### Instruction
Every line with the string "color" should be gathered.

Dataset rows about figures:
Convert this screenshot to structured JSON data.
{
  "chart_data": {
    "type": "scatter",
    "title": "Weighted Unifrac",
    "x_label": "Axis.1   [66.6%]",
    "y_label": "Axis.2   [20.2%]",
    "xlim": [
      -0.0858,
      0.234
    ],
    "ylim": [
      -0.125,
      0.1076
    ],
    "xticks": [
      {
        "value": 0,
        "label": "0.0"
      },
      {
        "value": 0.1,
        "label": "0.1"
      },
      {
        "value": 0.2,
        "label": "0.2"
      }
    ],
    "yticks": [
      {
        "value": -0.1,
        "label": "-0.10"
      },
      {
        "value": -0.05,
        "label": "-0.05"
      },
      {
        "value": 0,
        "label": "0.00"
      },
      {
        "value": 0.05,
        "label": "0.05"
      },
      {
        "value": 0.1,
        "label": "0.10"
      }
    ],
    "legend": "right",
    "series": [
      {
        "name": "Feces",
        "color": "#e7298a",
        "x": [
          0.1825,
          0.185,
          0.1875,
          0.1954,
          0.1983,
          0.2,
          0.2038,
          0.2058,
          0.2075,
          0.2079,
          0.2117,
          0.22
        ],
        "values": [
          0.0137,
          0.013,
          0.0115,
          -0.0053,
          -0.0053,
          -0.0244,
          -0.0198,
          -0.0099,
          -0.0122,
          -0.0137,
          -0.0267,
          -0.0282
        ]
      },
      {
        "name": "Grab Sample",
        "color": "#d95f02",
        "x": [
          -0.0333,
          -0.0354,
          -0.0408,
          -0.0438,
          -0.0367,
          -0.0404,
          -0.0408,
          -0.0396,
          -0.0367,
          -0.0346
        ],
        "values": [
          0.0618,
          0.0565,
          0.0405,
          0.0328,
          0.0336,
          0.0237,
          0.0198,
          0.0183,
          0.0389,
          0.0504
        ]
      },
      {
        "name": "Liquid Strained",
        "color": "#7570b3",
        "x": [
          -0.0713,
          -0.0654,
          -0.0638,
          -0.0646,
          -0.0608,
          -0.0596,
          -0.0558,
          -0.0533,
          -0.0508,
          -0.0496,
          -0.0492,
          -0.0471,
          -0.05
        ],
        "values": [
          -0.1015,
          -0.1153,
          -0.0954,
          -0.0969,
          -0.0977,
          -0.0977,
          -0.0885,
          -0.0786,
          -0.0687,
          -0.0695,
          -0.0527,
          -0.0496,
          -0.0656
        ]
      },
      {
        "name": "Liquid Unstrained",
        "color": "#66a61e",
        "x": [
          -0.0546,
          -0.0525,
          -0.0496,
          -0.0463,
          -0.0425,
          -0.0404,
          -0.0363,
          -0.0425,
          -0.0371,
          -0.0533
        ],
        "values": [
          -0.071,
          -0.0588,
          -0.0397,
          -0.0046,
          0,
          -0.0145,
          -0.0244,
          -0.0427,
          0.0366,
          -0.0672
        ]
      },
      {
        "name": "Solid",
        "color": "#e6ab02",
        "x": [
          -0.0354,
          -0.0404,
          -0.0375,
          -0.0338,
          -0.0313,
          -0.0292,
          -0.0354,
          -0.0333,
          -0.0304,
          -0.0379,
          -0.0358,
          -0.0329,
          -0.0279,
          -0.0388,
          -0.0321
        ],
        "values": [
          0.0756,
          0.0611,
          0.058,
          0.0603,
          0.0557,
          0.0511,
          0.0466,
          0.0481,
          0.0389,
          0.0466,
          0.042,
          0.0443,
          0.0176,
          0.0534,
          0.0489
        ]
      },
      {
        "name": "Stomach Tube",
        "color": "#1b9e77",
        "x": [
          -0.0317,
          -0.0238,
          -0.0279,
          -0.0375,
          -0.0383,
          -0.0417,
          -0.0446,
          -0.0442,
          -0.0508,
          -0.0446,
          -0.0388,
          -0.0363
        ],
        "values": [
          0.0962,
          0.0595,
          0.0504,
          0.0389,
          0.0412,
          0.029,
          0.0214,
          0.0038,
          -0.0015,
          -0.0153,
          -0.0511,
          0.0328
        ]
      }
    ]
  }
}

### Answer to the exercise
        "color": "#e7298a",
        "color": "#d95f02",
        "color": "#7570b3",
        "color": "#66a61e",
        "color": "#e6ab02",
        "color": "#1b9e77",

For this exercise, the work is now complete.